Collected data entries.
● ● ●

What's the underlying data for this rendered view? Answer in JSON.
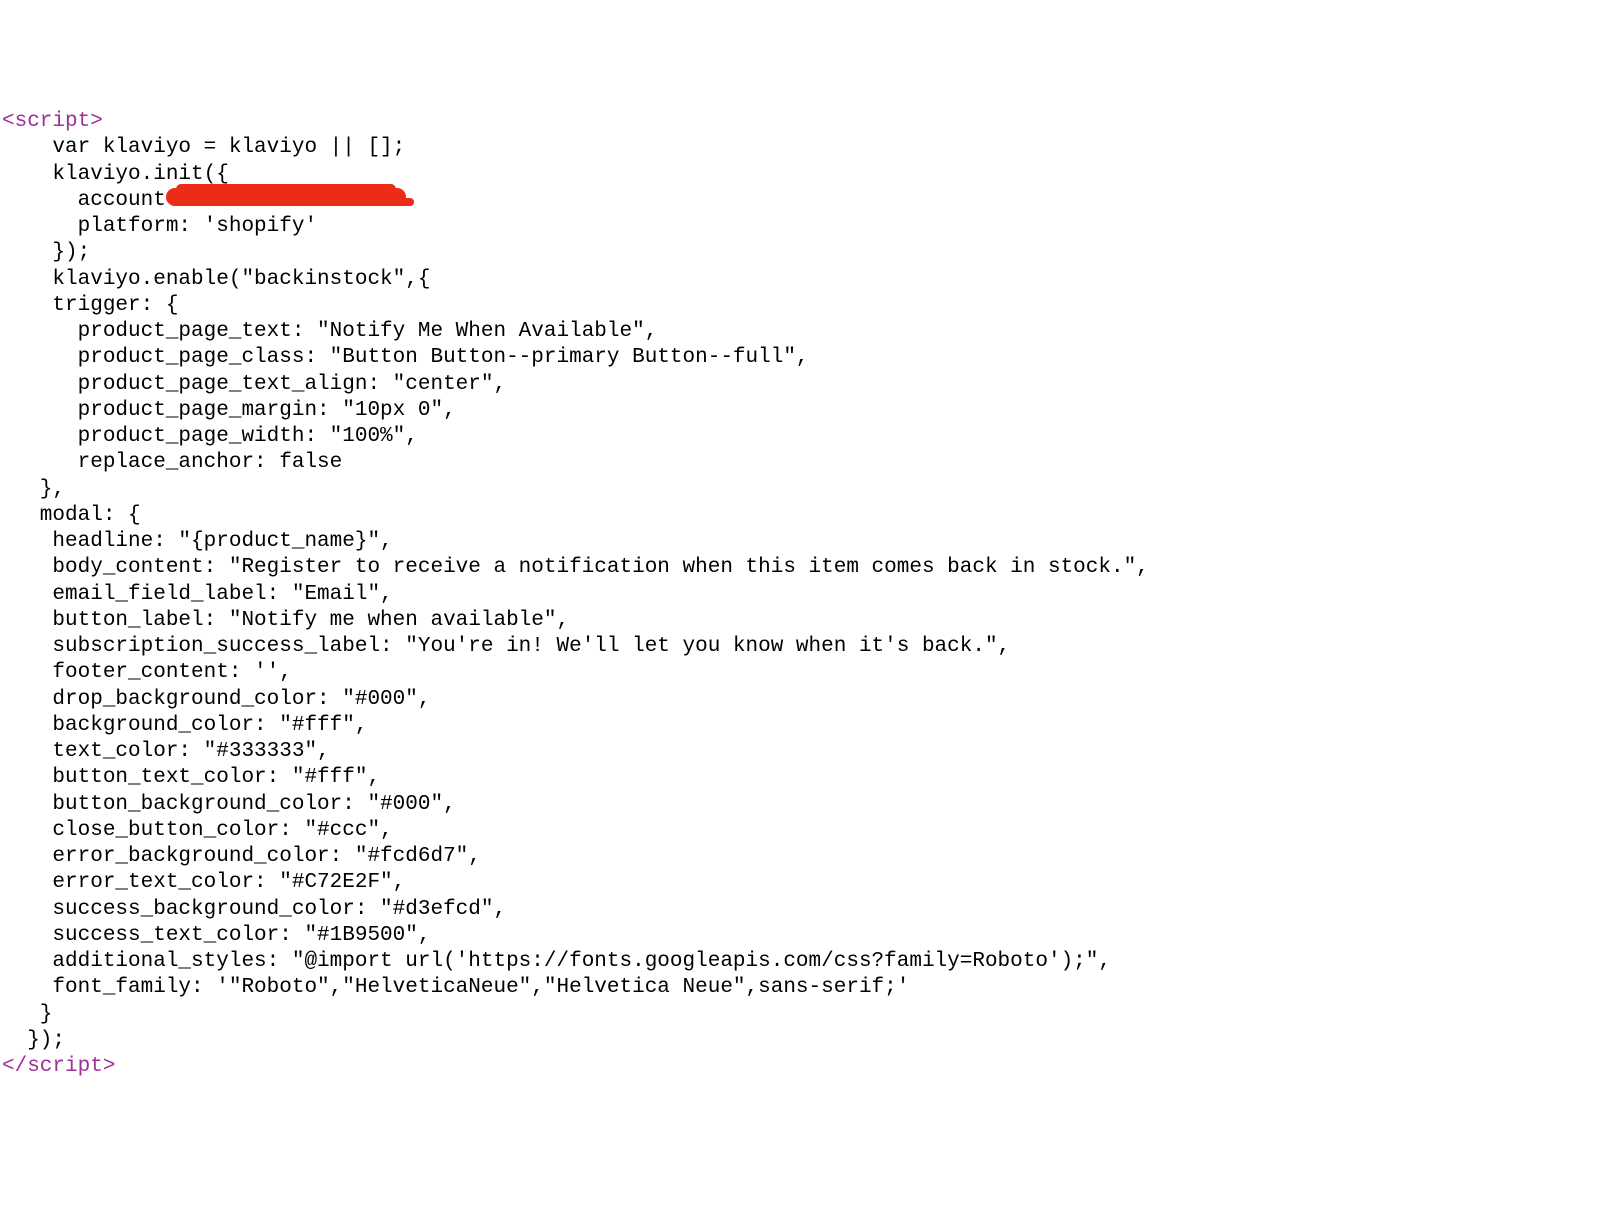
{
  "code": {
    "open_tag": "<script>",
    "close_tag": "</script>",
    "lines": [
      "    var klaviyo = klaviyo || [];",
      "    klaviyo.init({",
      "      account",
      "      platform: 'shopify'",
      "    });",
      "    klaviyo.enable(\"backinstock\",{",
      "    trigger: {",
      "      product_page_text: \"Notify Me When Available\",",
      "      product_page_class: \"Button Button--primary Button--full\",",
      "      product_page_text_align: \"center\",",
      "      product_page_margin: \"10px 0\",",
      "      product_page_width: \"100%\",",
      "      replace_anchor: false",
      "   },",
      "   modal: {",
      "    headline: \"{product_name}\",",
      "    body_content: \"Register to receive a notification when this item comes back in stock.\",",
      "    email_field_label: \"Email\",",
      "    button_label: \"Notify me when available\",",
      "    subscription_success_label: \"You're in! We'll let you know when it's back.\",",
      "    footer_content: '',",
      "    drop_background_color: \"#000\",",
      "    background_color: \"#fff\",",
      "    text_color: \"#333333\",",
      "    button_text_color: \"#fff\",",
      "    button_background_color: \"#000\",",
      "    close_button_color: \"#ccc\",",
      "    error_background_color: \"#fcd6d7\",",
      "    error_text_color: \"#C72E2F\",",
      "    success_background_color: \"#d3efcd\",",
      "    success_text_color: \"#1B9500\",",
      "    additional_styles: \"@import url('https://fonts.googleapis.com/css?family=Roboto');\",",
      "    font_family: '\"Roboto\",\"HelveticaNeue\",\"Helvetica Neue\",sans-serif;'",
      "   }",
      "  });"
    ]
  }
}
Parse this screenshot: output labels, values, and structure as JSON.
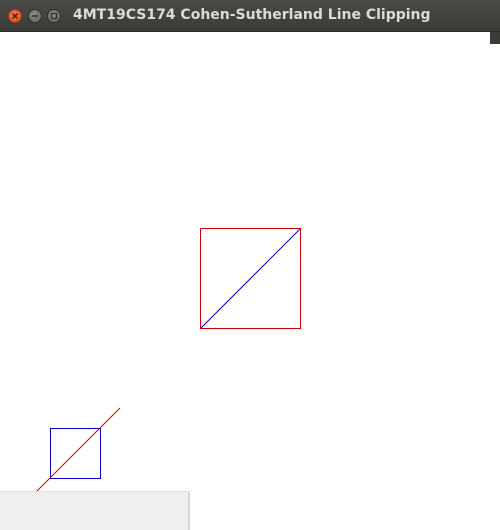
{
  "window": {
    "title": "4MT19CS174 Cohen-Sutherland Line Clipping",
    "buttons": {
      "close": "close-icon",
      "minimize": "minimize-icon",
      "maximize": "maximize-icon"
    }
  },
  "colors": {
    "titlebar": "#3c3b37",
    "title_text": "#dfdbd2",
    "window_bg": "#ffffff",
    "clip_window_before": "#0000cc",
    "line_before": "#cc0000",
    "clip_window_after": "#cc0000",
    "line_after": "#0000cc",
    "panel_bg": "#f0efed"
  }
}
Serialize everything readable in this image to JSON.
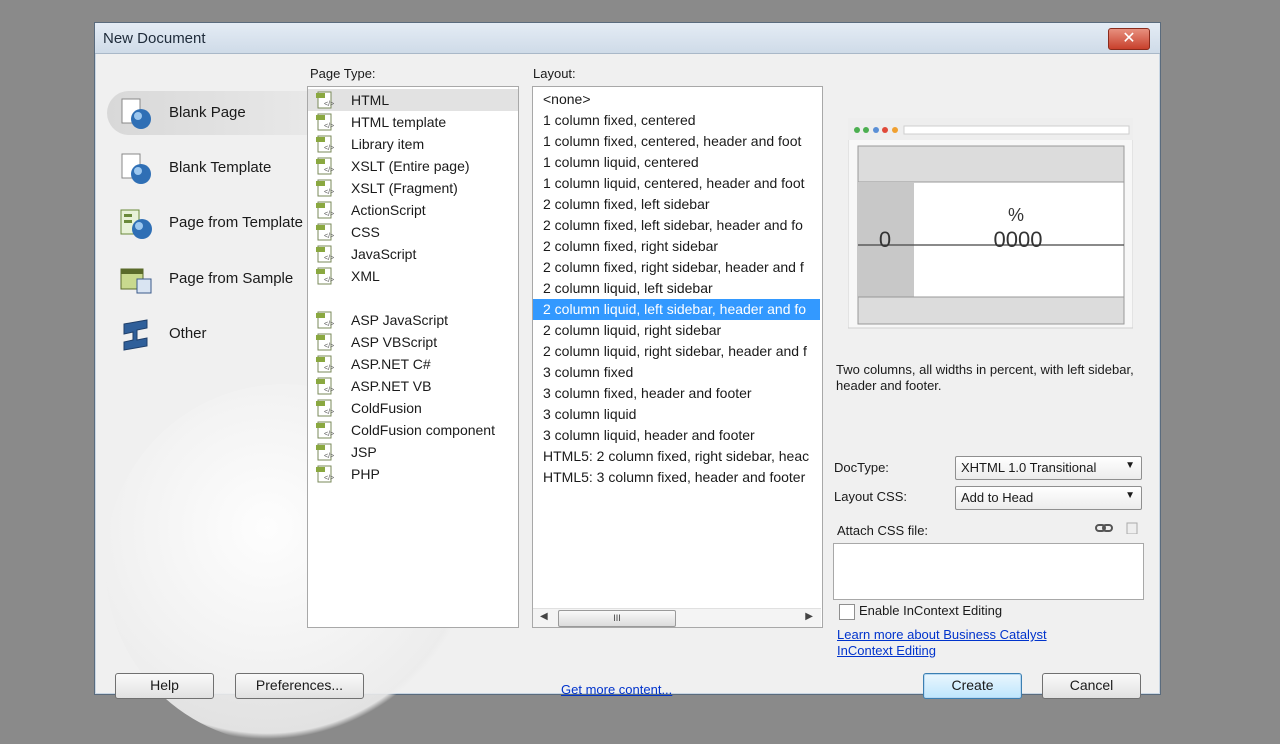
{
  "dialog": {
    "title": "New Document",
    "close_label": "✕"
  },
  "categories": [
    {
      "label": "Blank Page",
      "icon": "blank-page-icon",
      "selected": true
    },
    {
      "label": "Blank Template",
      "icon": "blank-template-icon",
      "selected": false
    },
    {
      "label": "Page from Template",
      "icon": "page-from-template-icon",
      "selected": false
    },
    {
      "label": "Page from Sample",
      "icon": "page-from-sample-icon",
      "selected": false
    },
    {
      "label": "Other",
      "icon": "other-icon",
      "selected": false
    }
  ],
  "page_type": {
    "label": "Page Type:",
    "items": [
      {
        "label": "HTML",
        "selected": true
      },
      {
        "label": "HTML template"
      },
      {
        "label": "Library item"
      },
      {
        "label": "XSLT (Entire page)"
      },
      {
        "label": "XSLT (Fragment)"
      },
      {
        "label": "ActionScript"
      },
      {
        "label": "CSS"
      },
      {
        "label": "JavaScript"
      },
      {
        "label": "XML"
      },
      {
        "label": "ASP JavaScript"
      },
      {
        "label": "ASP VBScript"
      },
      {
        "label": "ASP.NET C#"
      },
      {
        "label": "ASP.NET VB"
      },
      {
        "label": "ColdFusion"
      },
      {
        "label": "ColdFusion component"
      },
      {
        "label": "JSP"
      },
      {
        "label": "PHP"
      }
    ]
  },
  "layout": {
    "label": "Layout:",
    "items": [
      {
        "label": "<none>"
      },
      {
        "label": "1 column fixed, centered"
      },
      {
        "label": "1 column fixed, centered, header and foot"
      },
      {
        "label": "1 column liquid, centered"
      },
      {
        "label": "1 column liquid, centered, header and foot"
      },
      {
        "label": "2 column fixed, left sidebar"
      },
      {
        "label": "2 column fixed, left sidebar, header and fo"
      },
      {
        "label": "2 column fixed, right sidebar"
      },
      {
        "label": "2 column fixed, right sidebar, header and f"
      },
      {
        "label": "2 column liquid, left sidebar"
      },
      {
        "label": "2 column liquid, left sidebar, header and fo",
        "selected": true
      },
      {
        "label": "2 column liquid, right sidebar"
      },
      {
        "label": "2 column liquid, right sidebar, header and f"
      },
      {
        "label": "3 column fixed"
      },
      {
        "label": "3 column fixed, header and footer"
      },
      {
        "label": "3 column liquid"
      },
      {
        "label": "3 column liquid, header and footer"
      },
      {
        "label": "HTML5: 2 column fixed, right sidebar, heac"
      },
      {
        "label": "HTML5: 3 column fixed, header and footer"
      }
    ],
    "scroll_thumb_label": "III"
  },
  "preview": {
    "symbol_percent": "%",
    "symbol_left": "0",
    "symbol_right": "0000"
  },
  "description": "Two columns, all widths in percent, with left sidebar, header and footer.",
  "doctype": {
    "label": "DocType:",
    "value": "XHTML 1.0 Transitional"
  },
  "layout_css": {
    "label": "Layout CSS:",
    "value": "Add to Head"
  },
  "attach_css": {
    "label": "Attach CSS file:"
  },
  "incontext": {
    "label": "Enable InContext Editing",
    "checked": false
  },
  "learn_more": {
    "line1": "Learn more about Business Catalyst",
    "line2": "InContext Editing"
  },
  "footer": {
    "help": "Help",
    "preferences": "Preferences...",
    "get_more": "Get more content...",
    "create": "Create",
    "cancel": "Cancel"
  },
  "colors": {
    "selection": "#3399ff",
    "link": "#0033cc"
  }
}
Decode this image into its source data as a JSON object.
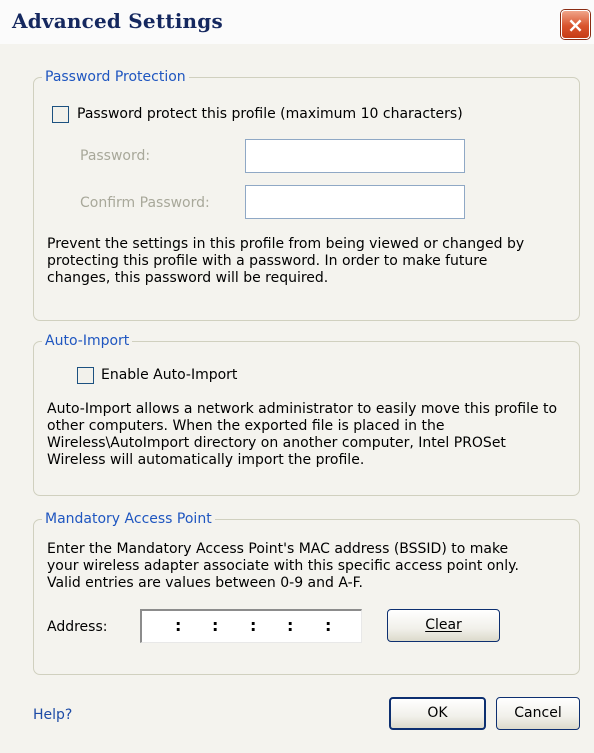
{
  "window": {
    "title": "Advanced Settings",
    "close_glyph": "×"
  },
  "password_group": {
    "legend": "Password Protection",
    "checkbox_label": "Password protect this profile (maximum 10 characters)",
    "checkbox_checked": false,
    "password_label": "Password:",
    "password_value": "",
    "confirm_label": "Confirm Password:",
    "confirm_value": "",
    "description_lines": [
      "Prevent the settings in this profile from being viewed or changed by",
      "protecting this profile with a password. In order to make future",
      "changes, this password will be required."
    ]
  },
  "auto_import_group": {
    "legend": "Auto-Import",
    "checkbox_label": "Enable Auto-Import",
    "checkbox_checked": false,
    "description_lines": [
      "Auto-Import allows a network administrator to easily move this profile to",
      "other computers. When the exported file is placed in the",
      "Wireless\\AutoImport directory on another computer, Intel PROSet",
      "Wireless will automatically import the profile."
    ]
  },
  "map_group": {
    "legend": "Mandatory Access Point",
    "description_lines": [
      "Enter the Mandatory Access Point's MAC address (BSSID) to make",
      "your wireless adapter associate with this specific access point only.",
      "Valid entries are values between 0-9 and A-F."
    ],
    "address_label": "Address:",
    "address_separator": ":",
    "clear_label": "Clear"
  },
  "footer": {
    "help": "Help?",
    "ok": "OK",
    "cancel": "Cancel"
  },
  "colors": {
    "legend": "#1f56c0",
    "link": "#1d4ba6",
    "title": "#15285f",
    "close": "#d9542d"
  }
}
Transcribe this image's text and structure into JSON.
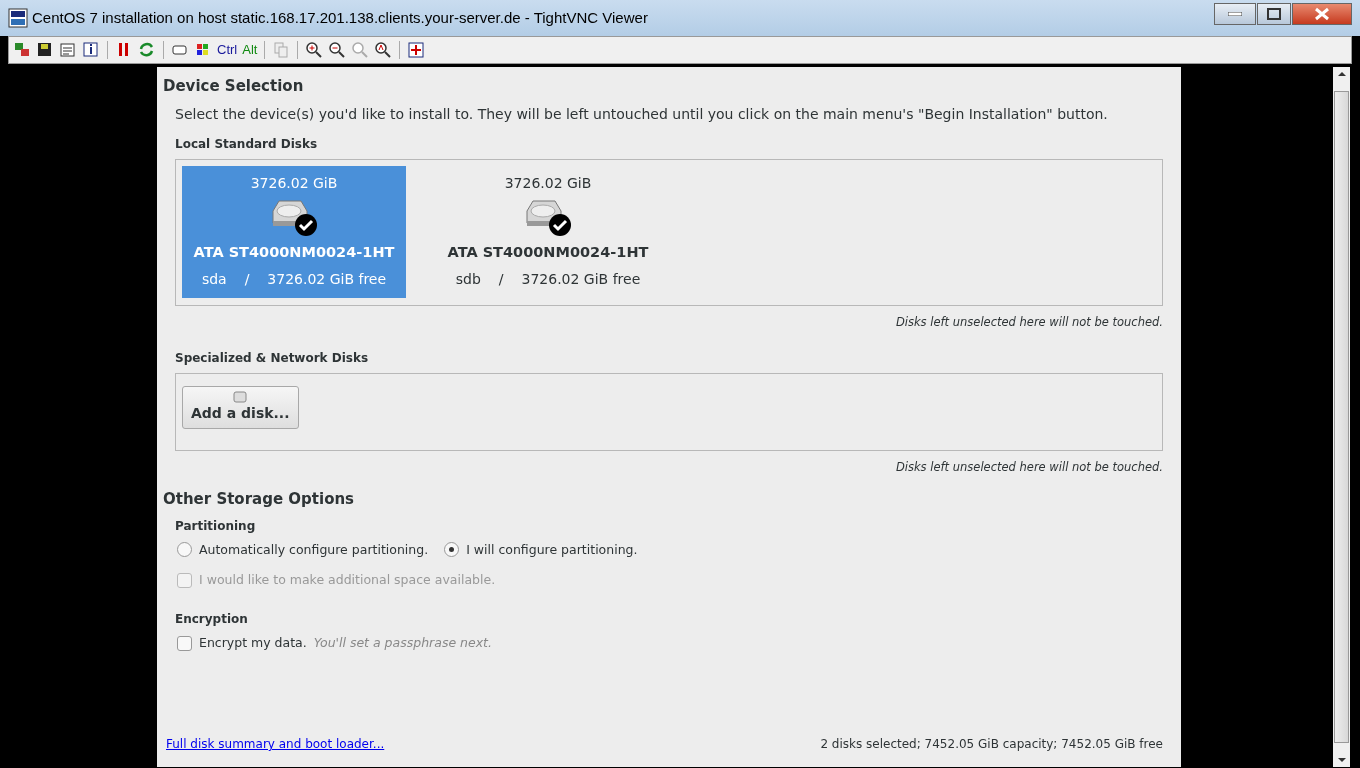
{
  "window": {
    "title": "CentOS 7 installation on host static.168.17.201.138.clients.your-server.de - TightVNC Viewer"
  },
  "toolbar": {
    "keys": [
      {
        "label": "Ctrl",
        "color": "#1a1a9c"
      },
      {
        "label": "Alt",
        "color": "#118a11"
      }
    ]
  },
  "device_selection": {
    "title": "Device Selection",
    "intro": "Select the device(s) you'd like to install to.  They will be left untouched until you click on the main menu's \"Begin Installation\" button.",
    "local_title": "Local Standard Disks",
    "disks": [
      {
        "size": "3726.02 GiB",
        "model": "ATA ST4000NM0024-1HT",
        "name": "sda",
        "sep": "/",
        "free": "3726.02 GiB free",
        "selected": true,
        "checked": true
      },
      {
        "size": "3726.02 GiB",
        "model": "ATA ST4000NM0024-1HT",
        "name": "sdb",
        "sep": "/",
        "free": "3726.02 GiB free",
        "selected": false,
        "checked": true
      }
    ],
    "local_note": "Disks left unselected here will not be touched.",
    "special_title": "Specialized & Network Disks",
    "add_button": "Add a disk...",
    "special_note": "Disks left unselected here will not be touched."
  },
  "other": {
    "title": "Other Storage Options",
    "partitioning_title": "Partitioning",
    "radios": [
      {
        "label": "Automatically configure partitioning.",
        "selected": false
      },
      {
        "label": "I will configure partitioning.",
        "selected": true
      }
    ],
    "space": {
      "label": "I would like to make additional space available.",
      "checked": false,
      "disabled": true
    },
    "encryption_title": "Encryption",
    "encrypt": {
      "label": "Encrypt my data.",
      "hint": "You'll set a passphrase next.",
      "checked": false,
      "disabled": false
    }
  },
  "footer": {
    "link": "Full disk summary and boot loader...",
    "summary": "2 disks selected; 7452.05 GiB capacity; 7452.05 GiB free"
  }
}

● ● ●

Task directions. Return each line of the data that contains the string "fixed".

Complete output.
        "label": "1 column fixed, centered"
        "label": "1 column fixed, centered, header and foot"
        "label": "2 column fixed, left sidebar"
        "label": "2 column fixed, left sidebar, header and fo"
        "label": "2 column fixed, right sidebar"
        "label": "2 column fixed, right sidebar, header and f"
        "label": "3 column fixed"
        "label": "3 column fixed, header and footer"
        "label": "HTML5: 2 column fixed, right sidebar, heac"
        "label": "HTML5: 3 column fixed, header and footer"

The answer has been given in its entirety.